### WHAT IS BEING ASKED
Search the records below for the word "double". Pull out each line that has it.

-- Begin AVAILABLE DATA --

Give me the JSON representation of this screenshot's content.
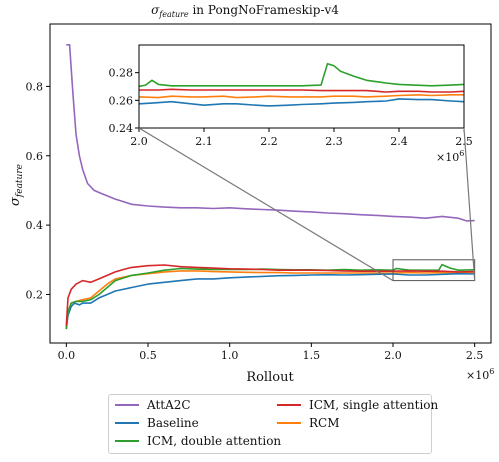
{
  "chart_data": {
    "type": "line",
    "title": "σ_feature in PongNoFrameskip-v4",
    "title_base": "σ",
    "title_sub": "feature",
    "title_rest": " in PongNoFrameskip-v4",
    "xlabel": "Rollout",
    "ylabel_base": "σ",
    "ylabel_sub": "feature",
    "x_multiplier": "×10",
    "x_multiplier_exp": "6",
    "xlim": [
      -0.1,
      2.6
    ],
    "ylim": [
      0.06,
      0.98
    ],
    "xticks": [
      {
        "v": 0.0,
        "label": "0.0"
      },
      {
        "v": 0.5,
        "label": "0.5"
      },
      {
        "v": 1.0,
        "label": "1.0"
      },
      {
        "v": 1.5,
        "label": "1.5"
      },
      {
        "v": 2.0,
        "label": "2.0"
      },
      {
        "v": 2.5,
        "label": "2.5"
      }
    ],
    "yticks": [
      {
        "v": 0.2,
        "label": "0.2"
      },
      {
        "v": 0.4,
        "label": "0.4"
      },
      {
        "v": 0.6,
        "label": "0.6"
      },
      {
        "v": 0.8,
        "label": "0.8"
      }
    ],
    "legend_placement": "below",
    "series": [
      {
        "name": "AttA2C",
        "color": "#9467bd",
        "x": [
          0,
          0.02,
          0.04,
          0.06,
          0.08,
          0.1,
          0.13,
          0.17,
          0.22,
          0.3,
          0.4,
          0.5,
          0.6,
          0.7,
          0.8,
          0.9,
          1.0,
          1.1,
          1.2,
          1.3,
          1.4,
          1.5,
          1.6,
          1.7,
          1.8,
          1.9,
          2.0,
          2.1,
          2.2,
          2.3,
          2.4,
          2.45,
          2.5
        ],
        "y": [
          0.92,
          0.92,
          0.78,
          0.66,
          0.6,
          0.56,
          0.52,
          0.5,
          0.49,
          0.475,
          0.46,
          0.455,
          0.452,
          0.45,
          0.45,
          0.448,
          0.45,
          0.447,
          0.445,
          0.443,
          0.44,
          0.438,
          0.435,
          0.433,
          0.43,
          0.428,
          0.425,
          0.423,
          0.42,
          0.425,
          0.42,
          0.412,
          0.413
        ]
      },
      {
        "name": "Baseline",
        "color": "#1f77b4",
        "x": [
          0,
          0.01,
          0.03,
          0.05,
          0.08,
          0.1,
          0.15,
          0.2,
          0.25,
          0.3,
          0.4,
          0.5,
          0.6,
          0.7,
          0.8,
          0.9,
          1.0,
          1.1,
          1.2,
          1.3,
          1.4,
          1.5,
          1.6,
          1.7,
          1.8,
          1.9,
          2.0,
          2.1,
          2.2,
          2.3,
          2.4,
          2.5
        ],
        "y": [
          0.1,
          0.14,
          0.165,
          0.175,
          0.17,
          0.175,
          0.175,
          0.19,
          0.2,
          0.21,
          0.22,
          0.23,
          0.235,
          0.24,
          0.245,
          0.245,
          0.248,
          0.25,
          0.252,
          0.254,
          0.255,
          0.256,
          0.257,
          0.256,
          0.257,
          0.258,
          0.259,
          0.256,
          0.256,
          0.258,
          0.26,
          0.259
        ]
      },
      {
        "name": "ICM, double attention",
        "color": "#2ca02c",
        "x": [
          0,
          0.01,
          0.03,
          0.06,
          0.1,
          0.15,
          0.2,
          0.25,
          0.3,
          0.4,
          0.5,
          0.6,
          0.7,
          0.8,
          0.9,
          1.0,
          1.1,
          1.2,
          1.3,
          1.4,
          1.5,
          1.6,
          1.7,
          1.8,
          1.9,
          2.0,
          2.02,
          2.1,
          2.2,
          2.28,
          2.3,
          2.35,
          2.4,
          2.5
        ],
        "y": [
          0.1,
          0.15,
          0.175,
          0.18,
          0.18,
          0.185,
          0.2,
          0.22,
          0.24,
          0.255,
          0.262,
          0.27,
          0.275,
          0.273,
          0.272,
          0.272,
          0.272,
          0.273,
          0.272,
          0.271,
          0.271,
          0.27,
          0.272,
          0.27,
          0.271,
          0.27,
          0.275,
          0.27,
          0.27,
          0.27,
          0.286,
          0.276,
          0.27,
          0.271
        ]
      },
      {
        "name": "ICM, single attention",
        "color": "#d62728",
        "x": [
          0,
          0.01,
          0.03,
          0.06,
          0.1,
          0.15,
          0.2,
          0.25,
          0.3,
          0.35,
          0.4,
          0.5,
          0.6,
          0.7,
          0.8,
          0.9,
          1.0,
          1.1,
          1.2,
          1.3,
          1.4,
          1.5,
          1.6,
          1.7,
          1.8,
          1.9,
          2.0,
          2.1,
          2.2,
          2.3,
          2.4,
          2.5
        ],
        "y": [
          0.11,
          0.19,
          0.215,
          0.23,
          0.24,
          0.235,
          0.245,
          0.255,
          0.265,
          0.272,
          0.278,
          0.283,
          0.285,
          0.28,
          0.278,
          0.276,
          0.274,
          0.273,
          0.272,
          0.27,
          0.27,
          0.27,
          0.269,
          0.268,
          0.267,
          0.267,
          0.267,
          0.268,
          0.267,
          0.267,
          0.265,
          0.266
        ]
      },
      {
        "name": "RCM",
        "color": "#ff7f0e",
        "x": [
          0,
          0.01,
          0.03,
          0.06,
          0.1,
          0.15,
          0.2,
          0.25,
          0.3,
          0.4,
          0.5,
          0.6,
          0.7,
          0.8,
          0.9,
          1.0,
          1.1,
          1.2,
          1.3,
          1.4,
          1.5,
          1.6,
          1.7,
          1.8,
          1.9,
          2.0,
          2.1,
          2.2,
          2.3,
          2.4,
          2.5
        ],
        "y": [
          0.105,
          0.15,
          0.175,
          0.18,
          0.185,
          0.19,
          0.21,
          0.23,
          0.245,
          0.255,
          0.26,
          0.265,
          0.268,
          0.268,
          0.266,
          0.265,
          0.264,
          0.263,
          0.263,
          0.262,
          0.262,
          0.262,
          0.262,
          0.262,
          0.262,
          0.262,
          0.263,
          0.262,
          0.263,
          0.263,
          0.264
        ]
      }
    ],
    "inset": {
      "xlim": [
        2.0,
        2.5
      ],
      "ylim": [
        0.24,
        0.3
      ],
      "xticks": [
        {
          "v": 2.0,
          "label": "2.0"
        },
        {
          "v": 2.1,
          "label": "2.1"
        },
        {
          "v": 2.2,
          "label": "2.2"
        },
        {
          "v": 2.3,
          "label": "2.3"
        },
        {
          "v": 2.4,
          "label": "2.4"
        },
        {
          "v": 2.5,
          "label": "2.5"
        }
      ],
      "yticks": [
        {
          "v": 0.24,
          "label": "0.24"
        },
        {
          "v": 0.26,
          "label": "0.26"
        },
        {
          "v": 0.28,
          "label": "0.28"
        }
      ],
      "x_multiplier": "×10",
      "x_multiplier_exp": "6",
      "series": [
        {
          "name": "AttA2C",
          "color": "#9467bd",
          "x": [],
          "y": []
        },
        {
          "name": "Baseline",
          "color": "#1f77b4",
          "x": [
            2.0,
            2.02,
            2.05,
            2.08,
            2.1,
            2.13,
            2.15,
            2.18,
            2.2,
            2.23,
            2.25,
            2.28,
            2.3,
            2.33,
            2.35,
            2.38,
            2.4,
            2.43,
            2.45,
            2.48,
            2.5
          ],
          "y": [
            0.2575,
            0.258,
            0.259,
            0.2575,
            0.2565,
            0.2575,
            0.2575,
            0.2565,
            0.256,
            0.2565,
            0.257,
            0.2575,
            0.258,
            0.2585,
            0.259,
            0.2595,
            0.261,
            0.2605,
            0.2605,
            0.2595,
            0.259
          ]
        },
        {
          "name": "ICM, double attention",
          "color": "#2ca02c",
          "x": [
            2.0,
            2.01,
            2.02,
            2.03,
            2.05,
            2.08,
            2.1,
            2.15,
            2.2,
            2.25,
            2.28,
            2.29,
            2.3,
            2.31,
            2.33,
            2.35,
            2.38,
            2.4,
            2.45,
            2.48,
            2.5
          ],
          "y": [
            0.27,
            0.271,
            0.2745,
            0.2715,
            0.2705,
            0.2705,
            0.2705,
            0.2705,
            0.2705,
            0.2705,
            0.271,
            0.2865,
            0.285,
            0.281,
            0.2775,
            0.2745,
            0.2725,
            0.2715,
            0.2705,
            0.271,
            0.2715
          ]
        },
        {
          "name": "ICM, single attention",
          "color": "#d62728",
          "x": [
            2.0,
            2.03,
            2.05,
            2.08,
            2.1,
            2.13,
            2.15,
            2.18,
            2.2,
            2.23,
            2.25,
            2.28,
            2.3,
            2.33,
            2.35,
            2.38,
            2.4,
            2.43,
            2.45,
            2.48,
            2.5
          ],
          "y": [
            0.2675,
            0.2675,
            0.268,
            0.2675,
            0.2675,
            0.2675,
            0.2675,
            0.2675,
            0.2675,
            0.2675,
            0.2675,
            0.267,
            0.267,
            0.267,
            0.267,
            0.266,
            0.2665,
            0.2665,
            0.266,
            0.266,
            0.2665
          ]
        },
        {
          "name": "RCM",
          "color": "#ff7f0e",
          "x": [
            2.0,
            2.03,
            2.05,
            2.08,
            2.1,
            2.13,
            2.15,
            2.18,
            2.2,
            2.23,
            2.25,
            2.28,
            2.3,
            2.33,
            2.35,
            2.38,
            2.4,
            2.43,
            2.45,
            2.48,
            2.5
          ],
          "y": [
            0.2625,
            0.262,
            0.263,
            0.2625,
            0.2625,
            0.263,
            0.262,
            0.2625,
            0.263,
            0.2625,
            0.2625,
            0.2625,
            0.263,
            0.263,
            0.2625,
            0.263,
            0.2635,
            0.264,
            0.2635,
            0.264,
            0.264
          ]
        }
      ]
    },
    "legend_columns": [
      [
        "AttA2C",
        "Baseline",
        "ICM, double attention"
      ],
      [
        "ICM, single attention",
        "RCM"
      ]
    ]
  }
}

-- End AVAILABLE DATA --

### THE REPLY
        "name": "ICM, double attention",
          "name": "ICM, double attention",
        "ICM, double attention"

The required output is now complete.